▸ **Brief**: Print the listing as it stands, omitting all images.

▸ **Listed entries**:
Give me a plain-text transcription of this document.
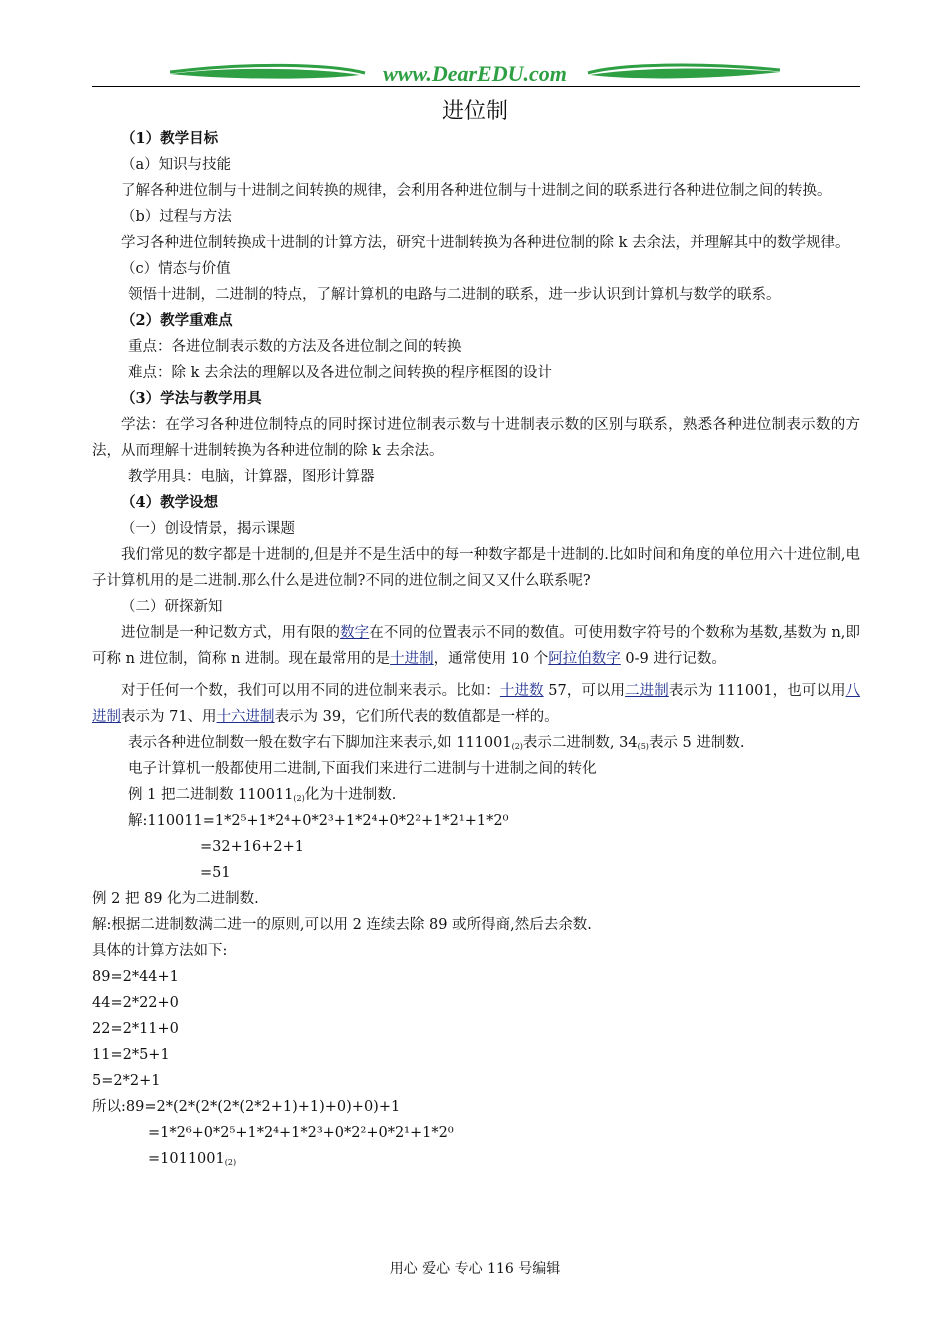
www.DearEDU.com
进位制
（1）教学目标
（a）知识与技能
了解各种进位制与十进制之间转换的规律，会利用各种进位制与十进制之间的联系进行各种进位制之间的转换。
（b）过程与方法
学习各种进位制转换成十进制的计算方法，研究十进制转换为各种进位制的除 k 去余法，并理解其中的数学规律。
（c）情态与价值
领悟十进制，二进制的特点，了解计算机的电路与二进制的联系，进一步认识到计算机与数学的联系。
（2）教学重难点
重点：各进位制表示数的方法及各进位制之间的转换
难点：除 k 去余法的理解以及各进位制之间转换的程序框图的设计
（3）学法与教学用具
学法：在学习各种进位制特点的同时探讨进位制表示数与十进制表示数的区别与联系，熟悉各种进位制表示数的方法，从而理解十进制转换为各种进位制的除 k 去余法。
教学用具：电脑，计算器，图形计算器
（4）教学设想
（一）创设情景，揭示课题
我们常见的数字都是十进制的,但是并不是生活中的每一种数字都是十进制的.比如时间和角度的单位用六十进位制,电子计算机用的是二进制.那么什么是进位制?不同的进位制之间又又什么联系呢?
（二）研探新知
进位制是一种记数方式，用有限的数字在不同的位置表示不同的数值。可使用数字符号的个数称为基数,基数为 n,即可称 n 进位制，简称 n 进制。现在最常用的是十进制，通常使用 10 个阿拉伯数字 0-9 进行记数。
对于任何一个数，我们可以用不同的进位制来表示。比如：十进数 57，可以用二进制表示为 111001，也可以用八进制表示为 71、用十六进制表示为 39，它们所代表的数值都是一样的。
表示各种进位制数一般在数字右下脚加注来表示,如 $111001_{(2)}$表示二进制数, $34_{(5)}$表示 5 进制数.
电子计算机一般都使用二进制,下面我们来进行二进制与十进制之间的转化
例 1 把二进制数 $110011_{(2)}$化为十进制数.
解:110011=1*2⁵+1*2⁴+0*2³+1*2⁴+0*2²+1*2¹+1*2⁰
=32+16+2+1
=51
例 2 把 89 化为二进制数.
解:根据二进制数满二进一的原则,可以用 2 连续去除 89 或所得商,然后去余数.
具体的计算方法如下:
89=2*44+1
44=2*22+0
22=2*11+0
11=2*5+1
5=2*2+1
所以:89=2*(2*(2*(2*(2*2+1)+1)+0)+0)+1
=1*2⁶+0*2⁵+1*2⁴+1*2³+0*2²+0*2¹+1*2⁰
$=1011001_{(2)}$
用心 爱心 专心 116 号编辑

▸ **Correct result**:
Give me a plain-text transcription of this document.
www.DearEDU.com
进位制
（1）教学目标
（a）知识与技能
了解各种进位制与十进制之间转换的规律，会利用各种进位制与十进制之间的联系进行各种进位制之间的转换。
（b）过程与方法
学习各种进位制转换成十进制的计算方法，研究十进制转换为各种进位制的除 k 去余法，并理解其中的数学规律。
（c）情态与价值
领悟十进制，二进制的特点，了解计算机的电路与二进制的联系，进一步认识到计算机与数学的联系。
（2）教学重难点
重点：各进位制表示数的方法及各进位制之间的转换
难点：除 k 去余法的理解以及各进位制之间转换的程序框图的设计
（3）学法与教学用具
学法：在学习各种进位制特点的同时探讨进位制表示数与十进制表示数的区别与联系，熟悉各种进位制表示数的方法，从而理解十进制转换为各种进位制的除 k 去余法。
教学用具：电脑，计算器，图形计算器
（4）教学设想
（一）创设情景，揭示课题
我们常见的数字都是十进制的,但是并不是生活中的每一种数字都是十进制的.比如时间和角度的单位用六十进位制,电子计算机用的是二进制.那么什么是进位制?不同的进位制之间又又什么联系呢?
（二）研探新知
进位制是一种记数方式，用有限的数字在不同的位置表示不同的数值。可使用数字符号的个数称为基数,基数为 n,即可称 n 进位制，简称 n 进制。现在最常用的是十进制，通常使用 10 个阿拉伯数字 0-9 进行记数。
对于任何一个数，我们可以用不同的进位制来表示。比如：十进数 57，可以用二进制表示为 111001，也可以用八进制表示为 71、用十六进制表示为 39，它们所代表的数值都是一样的。
表示各种进位制数一般在数字右下脚加注来表示,如 $111001_{(2)}$表示二进制数, $34_{(5)}$表示 5 进制数.
电子计算机一般都使用二进制,下面我们来进行二进制与十进制之间的转化
例 1 把二进制数 $110011_{(2)}$化为十进制数.
解:110011=1*2⁵+1*2⁴+0*2³+1*2⁴+0*2²+1*2¹+1*2⁰
=32+16+2+1
=51
例 2 把 89 化为二进制数.
解:根据二进制数满二进一的原则,可以用 2 连续去除 89 或所得商,然后去余数.
具体的计算方法如下:
89=2*44+1
44=2*22+0
22=2*11+0
11=2*5+1
5=2*2+1
所以:89=2*(2*(2*(2*(2*2+1)+1)+0)+0)+1
=1*2⁶+0*2⁵+1*2⁴+1*2³+0*2²+0*2¹+1*2⁰
$=1011001_{(2)}$
用心 爱心 专心 116 号编辑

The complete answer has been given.